[Start Record excerpts]

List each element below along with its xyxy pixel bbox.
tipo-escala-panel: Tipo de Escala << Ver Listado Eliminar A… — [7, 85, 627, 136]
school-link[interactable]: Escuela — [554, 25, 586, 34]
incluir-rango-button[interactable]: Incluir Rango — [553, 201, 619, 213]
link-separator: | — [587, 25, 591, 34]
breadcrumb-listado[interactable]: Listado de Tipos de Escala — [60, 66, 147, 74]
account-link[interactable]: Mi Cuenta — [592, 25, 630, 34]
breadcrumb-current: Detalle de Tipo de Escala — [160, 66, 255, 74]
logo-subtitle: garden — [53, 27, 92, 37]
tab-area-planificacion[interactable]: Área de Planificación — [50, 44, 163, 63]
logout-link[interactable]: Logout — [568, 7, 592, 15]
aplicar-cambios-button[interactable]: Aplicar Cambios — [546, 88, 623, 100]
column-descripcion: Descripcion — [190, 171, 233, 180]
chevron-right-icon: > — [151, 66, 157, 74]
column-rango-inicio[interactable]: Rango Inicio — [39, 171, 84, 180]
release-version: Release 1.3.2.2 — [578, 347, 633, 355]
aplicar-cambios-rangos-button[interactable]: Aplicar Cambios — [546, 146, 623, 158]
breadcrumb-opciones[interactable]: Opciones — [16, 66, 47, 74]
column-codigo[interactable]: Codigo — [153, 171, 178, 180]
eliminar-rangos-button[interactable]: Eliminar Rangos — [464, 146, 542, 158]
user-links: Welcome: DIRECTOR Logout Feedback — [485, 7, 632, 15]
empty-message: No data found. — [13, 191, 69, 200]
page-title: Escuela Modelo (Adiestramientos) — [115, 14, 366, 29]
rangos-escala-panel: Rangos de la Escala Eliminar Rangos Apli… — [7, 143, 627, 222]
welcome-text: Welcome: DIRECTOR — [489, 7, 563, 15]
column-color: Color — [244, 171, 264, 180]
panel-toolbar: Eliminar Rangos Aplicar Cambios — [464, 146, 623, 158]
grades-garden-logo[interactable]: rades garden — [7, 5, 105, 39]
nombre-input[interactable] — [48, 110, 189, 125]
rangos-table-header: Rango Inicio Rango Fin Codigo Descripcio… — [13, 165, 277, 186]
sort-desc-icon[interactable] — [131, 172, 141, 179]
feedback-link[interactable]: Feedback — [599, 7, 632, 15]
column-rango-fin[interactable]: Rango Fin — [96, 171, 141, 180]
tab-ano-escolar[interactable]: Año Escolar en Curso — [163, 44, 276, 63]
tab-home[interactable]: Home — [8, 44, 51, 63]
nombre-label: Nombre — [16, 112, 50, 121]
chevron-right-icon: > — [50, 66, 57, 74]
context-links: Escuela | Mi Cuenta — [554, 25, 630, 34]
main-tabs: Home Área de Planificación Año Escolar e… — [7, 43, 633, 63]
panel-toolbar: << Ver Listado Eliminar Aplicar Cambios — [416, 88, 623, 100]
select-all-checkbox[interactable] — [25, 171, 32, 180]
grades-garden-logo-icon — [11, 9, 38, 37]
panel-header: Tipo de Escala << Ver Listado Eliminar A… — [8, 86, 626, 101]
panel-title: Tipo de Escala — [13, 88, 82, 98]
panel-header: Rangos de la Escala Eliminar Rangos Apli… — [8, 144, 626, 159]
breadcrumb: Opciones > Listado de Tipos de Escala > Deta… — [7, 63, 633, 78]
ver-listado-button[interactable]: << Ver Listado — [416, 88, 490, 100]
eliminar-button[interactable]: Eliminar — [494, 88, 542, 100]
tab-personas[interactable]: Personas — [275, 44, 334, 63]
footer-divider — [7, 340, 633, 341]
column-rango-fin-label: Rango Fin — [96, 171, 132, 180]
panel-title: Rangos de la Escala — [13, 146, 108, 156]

[End Record excerpts]

*What to work on*
Copy the rows from the start through the line containing "account-link[interactable]: Mi Cuenta", swapping "Incluir Rango" for "Agregar Rango" and leaving everything else as it is.

*Response below*
List each element below along with its xyxy pixel bbox.
tipo-escala-panel: Tipo de Escala << Ver Listado Eliminar A… — [7, 85, 627, 136]
school-link[interactable]: Escuela — [554, 25, 586, 34]
incluir-rango-button[interactable]: Agregar Rango — [553, 201, 619, 213]
link-separator: | — [587, 25, 591, 34]
breadcrumb-listado[interactable]: Listado de Tipos de Escala — [60, 66, 147, 74]
account-link[interactable]: Mi Cuenta — [592, 25, 630, 34]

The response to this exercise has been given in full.